====== Provided information

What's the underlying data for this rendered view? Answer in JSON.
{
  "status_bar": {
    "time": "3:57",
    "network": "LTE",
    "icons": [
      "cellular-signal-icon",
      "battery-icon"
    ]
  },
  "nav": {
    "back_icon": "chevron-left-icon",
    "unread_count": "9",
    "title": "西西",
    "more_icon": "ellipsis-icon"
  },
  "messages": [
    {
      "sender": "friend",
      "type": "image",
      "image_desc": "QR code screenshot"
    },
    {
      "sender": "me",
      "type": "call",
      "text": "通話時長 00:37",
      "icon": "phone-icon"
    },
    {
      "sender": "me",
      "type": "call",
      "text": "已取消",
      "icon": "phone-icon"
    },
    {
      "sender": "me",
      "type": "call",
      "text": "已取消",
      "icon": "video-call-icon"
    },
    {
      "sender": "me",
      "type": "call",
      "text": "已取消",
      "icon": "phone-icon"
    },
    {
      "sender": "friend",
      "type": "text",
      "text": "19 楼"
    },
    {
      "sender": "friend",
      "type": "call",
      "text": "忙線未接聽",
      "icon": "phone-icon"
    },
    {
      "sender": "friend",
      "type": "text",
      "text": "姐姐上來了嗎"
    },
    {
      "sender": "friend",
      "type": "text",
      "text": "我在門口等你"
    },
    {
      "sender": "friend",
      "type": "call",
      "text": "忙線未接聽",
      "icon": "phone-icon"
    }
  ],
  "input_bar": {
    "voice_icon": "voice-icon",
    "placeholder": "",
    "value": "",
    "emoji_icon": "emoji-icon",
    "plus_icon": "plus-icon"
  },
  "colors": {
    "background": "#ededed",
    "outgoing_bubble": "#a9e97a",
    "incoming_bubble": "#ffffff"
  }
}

============

## To be done
Write out all the entries exactly.

## Reply to the task
What's the underlying data for this rendered view? Answer in JSON.
{
  "status_bar": {
    "time": "3:57",
    "network": "LTE",
    "icons": [
      "cellular-signal-icon",
      "battery-icon"
    ]
  },
  "nav": {
    "back_icon": "chevron-left-icon",
    "unread_count": "9",
    "title": "西西",
    "more_icon": "ellipsis-icon"
  },
  "messages": [
    {
      "sender": "friend",
      "type": "image",
      "image_desc": "QR code screenshot"
    },
    {
      "sender": "me",
      "type": "call",
      "text": "通話時長 00:37",
      "icon": "phone-icon"
    },
    {
      "sender": "me",
      "type": "call",
      "text": "已取消",
      "icon": "phone-icon"
    },
    {
      "sender": "me",
      "type": "call",
      "text": "已取消",
      "icon": "video-call-icon"
    },
    {
      "sender": "me",
      "type": "call",
      "text": "已取消",
      "icon": "phone-icon"
    },
    {
      "sender": "friend",
      "type": "text",
      "text": "19 楼"
    },
    {
      "sender": "friend",
      "type": "call",
      "text": "忙線未接聽",
      "icon": "phone-icon"
    },
    {
      "sender": "friend",
      "type": "text",
      "text": "姐姐上來了嗎"
    },
    {
      "sender": "friend",
      "type": "text",
      "text": "我在門口等你"
    },
    {
      "sender": "friend",
      "type": "call",
      "text": "忙線未接聽",
      "icon": "phone-icon"
    }
  ],
  "input_bar": {
    "voice_icon": "voice-icon",
    "placeholder": "",
    "value": "",
    "emoji_icon": "emoji-icon",
    "plus_icon": "plus-icon"
  },
  "colors": {
    "background": "#ededed",
    "outgoing_bubble": "#a9e97a",
    "incoming_bubble": "#ffffff"
  }
}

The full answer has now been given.